__STATED TASK__.
Report how many lines hold the word "yellow"; answer with the number alone.
— Start RECORDED DATA —
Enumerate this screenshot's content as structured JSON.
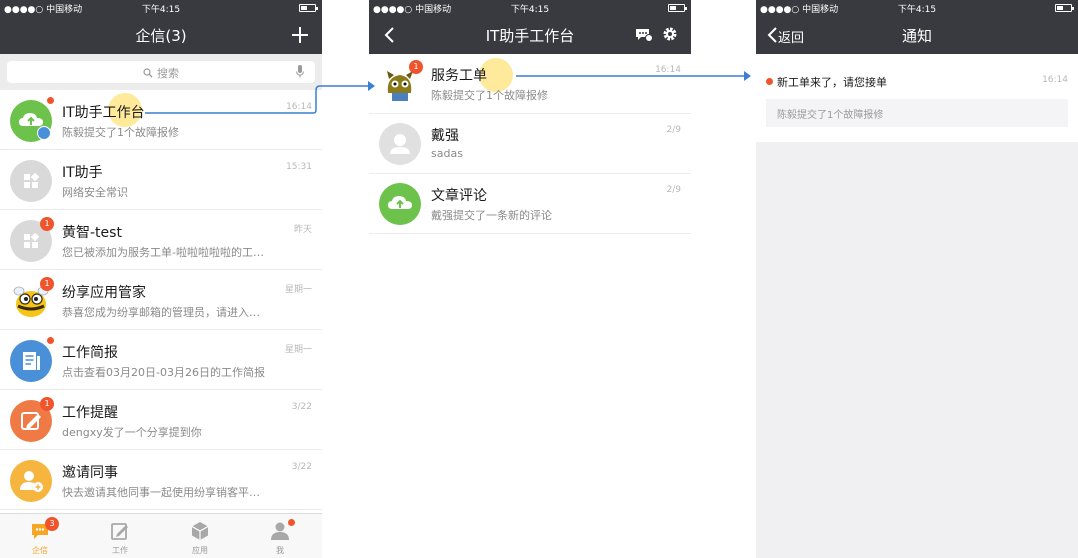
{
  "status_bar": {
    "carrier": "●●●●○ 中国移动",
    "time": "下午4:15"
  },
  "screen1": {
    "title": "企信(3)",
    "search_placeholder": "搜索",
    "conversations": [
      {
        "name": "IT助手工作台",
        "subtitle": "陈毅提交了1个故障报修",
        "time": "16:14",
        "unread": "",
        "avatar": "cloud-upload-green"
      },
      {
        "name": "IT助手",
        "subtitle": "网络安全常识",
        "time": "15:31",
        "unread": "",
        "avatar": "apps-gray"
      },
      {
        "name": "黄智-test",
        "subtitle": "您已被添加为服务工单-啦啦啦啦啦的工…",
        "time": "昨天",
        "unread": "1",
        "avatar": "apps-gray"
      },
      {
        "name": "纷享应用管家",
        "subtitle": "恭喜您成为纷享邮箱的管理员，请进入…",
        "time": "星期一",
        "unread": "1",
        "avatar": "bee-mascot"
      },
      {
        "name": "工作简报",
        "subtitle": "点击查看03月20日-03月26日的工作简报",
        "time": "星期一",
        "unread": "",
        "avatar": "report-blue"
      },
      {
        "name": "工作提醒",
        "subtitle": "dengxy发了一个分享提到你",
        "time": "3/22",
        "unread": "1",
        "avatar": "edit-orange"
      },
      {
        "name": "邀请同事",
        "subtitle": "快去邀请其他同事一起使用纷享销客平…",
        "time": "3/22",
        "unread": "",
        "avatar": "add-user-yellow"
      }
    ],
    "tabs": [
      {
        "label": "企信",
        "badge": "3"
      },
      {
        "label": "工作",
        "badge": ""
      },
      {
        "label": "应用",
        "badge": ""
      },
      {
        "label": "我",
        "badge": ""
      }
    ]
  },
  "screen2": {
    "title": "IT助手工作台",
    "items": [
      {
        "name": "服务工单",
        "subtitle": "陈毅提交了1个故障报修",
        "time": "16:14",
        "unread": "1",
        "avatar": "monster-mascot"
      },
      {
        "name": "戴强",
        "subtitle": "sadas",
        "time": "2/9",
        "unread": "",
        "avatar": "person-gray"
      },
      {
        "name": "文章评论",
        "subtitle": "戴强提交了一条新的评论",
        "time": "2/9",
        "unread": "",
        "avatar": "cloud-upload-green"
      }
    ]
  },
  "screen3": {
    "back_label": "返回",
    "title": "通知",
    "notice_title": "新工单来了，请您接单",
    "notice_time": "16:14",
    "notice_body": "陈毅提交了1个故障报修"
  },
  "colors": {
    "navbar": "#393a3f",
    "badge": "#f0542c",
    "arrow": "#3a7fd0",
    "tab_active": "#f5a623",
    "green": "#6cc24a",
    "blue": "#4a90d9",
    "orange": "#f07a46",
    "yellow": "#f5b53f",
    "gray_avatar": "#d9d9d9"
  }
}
— End RECORDED DATA —
— Start RECORDED DATA —
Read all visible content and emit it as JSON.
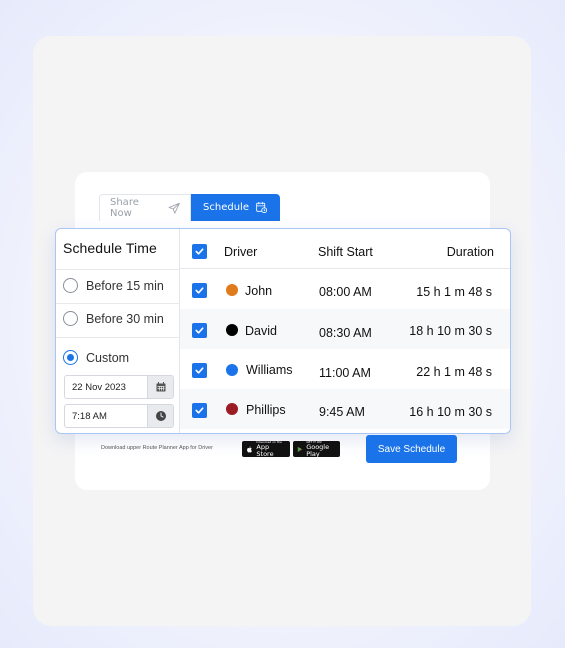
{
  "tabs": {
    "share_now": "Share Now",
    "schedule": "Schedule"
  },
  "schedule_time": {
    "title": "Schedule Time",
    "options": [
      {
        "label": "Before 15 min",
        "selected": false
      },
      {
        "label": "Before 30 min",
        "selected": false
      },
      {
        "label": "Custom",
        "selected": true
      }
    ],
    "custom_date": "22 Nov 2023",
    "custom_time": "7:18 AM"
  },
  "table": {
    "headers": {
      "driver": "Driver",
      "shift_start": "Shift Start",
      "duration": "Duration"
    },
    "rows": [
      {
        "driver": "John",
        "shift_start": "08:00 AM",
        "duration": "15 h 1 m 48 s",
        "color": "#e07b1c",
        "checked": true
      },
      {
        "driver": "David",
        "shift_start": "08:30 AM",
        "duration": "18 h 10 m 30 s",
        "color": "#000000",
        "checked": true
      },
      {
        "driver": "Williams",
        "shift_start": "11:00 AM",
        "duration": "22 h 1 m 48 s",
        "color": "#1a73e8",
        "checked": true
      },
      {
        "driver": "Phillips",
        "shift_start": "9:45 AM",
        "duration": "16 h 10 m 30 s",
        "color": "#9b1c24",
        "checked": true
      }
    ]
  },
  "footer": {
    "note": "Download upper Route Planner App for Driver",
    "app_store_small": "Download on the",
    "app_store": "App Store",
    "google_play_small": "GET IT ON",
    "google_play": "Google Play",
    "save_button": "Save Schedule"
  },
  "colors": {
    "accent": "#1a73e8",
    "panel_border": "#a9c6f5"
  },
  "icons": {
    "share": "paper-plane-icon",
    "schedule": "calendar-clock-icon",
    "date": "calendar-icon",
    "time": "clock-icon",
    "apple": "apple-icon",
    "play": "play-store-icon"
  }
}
— End RECORDED DATA —
— Start RECORDED DATA —
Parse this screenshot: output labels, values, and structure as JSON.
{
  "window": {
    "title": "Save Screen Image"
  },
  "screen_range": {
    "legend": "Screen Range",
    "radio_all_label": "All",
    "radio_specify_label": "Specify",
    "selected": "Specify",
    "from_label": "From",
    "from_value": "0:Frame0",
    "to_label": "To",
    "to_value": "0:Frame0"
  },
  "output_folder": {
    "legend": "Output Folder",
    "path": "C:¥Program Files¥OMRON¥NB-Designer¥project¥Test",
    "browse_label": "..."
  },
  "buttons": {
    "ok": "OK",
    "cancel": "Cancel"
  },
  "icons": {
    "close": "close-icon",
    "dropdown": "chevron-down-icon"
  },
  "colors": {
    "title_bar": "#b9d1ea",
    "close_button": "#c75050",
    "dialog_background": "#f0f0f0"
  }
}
— End RECORDED DATA —
__WRITTEN RESPONSE__.
2